## What the task asks
Can you transcribe every record below exactly as it appears?

(Records that describe figures)
****
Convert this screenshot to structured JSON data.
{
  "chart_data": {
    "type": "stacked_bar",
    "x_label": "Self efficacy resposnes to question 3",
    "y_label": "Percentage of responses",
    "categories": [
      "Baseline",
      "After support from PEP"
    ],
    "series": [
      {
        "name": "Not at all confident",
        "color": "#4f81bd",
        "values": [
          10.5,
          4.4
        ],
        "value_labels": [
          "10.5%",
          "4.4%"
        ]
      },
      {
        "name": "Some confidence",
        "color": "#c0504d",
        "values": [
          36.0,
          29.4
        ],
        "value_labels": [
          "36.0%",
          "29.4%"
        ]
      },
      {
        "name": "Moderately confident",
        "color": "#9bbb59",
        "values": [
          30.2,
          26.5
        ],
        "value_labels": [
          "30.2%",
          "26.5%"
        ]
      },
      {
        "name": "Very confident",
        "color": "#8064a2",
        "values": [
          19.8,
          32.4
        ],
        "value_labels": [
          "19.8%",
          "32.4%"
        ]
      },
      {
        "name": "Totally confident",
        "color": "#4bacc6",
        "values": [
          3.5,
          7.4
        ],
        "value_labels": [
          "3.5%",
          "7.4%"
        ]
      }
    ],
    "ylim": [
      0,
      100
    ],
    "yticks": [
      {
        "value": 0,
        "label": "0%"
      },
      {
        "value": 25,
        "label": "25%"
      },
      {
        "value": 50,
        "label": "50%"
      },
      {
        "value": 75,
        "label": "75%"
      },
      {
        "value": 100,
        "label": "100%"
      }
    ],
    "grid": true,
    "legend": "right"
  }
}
****
## Answer to this exercise
Convert this screenshot to structured JSON data.
{
  "chart_data": {
    "type": "stacked_bar",
    "x_label": "Self efficacy resposnes to question 3",
    "y_label": "Percentage of responses",
    "categories": [
      "Baseline",
      "After support from PEP"
    ],
    "series": [
      {
        "name": "Not at all confident",
        "color": "#4f81bd",
        "values": [
          10.5,
          4.4
        ],
        "value_labels": [
          "10.5%",
          "4.4%"
        ]
      },
      {
        "name": "Some confidence",
        "color": "#c0504d",
        "values": [
          36.0,
          29.4
        ],
        "value_labels": [
          "36.0%",
          "29.4%"
        ]
      },
      {
        "name": "Moderately confident",
        "color": "#9bbb59",
        "values": [
          30.2,
          26.5
        ],
        "value_labels": [
          "30.2%",
          "26.5%"
        ]
      },
      {
        "name": "Very confident",
        "color": "#8064a2",
        "values": [
          19.8,
          32.4
        ],
        "value_labels": [
          "19.8%",
          "32.4%"
        ]
      },
      {
        "name": "Totally confident",
        "color": "#4bacc6",
        "values": [
          3.5,
          7.4
        ],
        "value_labels": [
          "3.5%",
          "7.4%"
        ]
      }
    ],
    "ylim": [
      0,
      100
    ],
    "yticks": [
      {
        "value": 0,
        "label": "0%"
      },
      {
        "value": 25,
        "label": "25%"
      },
      {
        "value": 50,
        "label": "50%"
      },
      {
        "value": 75,
        "label": "75%"
      },
      {
        "value": 100,
        "label": "100%"
      }
    ],
    "grid": true,
    "legend": "right"
  }
}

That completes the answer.